- **Listing**
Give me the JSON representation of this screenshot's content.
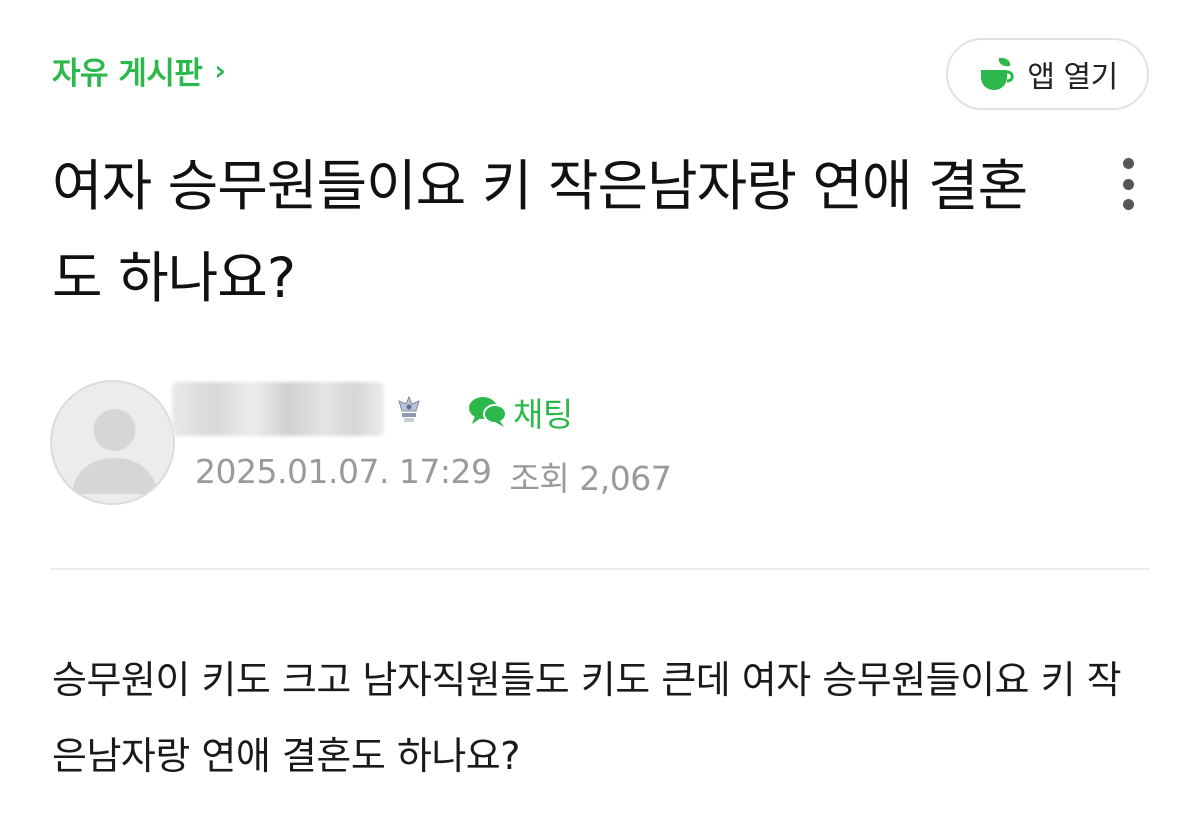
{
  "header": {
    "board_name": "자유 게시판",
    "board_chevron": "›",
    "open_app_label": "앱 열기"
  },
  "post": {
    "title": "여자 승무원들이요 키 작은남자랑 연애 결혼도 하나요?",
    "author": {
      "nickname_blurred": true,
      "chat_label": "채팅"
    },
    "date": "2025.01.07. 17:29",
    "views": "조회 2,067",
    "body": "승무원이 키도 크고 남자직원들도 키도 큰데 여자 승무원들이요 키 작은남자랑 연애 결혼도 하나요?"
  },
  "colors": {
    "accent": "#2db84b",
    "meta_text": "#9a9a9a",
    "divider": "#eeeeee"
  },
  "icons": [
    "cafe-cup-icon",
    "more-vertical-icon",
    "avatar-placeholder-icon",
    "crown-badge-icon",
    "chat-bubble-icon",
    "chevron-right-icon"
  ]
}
...
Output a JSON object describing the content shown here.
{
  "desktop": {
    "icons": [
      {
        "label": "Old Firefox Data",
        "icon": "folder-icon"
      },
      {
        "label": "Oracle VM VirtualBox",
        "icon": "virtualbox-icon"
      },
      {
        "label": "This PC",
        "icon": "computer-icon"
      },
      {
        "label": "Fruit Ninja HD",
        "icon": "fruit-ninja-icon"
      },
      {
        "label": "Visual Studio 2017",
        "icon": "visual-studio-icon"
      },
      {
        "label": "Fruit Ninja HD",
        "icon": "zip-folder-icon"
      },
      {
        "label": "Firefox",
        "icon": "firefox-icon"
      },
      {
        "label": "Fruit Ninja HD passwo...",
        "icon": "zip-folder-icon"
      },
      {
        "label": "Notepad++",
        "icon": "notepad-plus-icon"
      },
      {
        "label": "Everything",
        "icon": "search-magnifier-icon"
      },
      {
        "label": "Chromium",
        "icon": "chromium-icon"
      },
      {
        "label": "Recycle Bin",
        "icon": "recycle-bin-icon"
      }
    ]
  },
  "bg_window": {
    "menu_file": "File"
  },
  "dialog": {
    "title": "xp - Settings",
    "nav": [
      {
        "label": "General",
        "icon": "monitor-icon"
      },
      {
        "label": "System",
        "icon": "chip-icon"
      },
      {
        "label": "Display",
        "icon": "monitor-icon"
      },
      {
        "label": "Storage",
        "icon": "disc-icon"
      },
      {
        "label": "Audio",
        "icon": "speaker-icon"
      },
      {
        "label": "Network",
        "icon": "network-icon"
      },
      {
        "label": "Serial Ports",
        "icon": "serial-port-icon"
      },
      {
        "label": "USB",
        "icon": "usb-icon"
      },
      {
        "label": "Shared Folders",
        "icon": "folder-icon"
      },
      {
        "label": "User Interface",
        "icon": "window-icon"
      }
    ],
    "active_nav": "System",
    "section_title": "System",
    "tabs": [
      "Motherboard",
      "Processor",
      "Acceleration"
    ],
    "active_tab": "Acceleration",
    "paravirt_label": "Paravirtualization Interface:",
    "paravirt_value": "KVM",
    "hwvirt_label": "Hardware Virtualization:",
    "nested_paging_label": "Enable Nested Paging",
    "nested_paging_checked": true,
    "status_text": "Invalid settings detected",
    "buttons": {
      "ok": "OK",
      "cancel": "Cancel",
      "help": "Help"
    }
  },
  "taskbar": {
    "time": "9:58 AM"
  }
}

- **What is being asked**
Point out every line holding the string "System" and copy it.

- **Written solution**
        "label": "System",
    "active_nav": "System",
    "section_title": "System",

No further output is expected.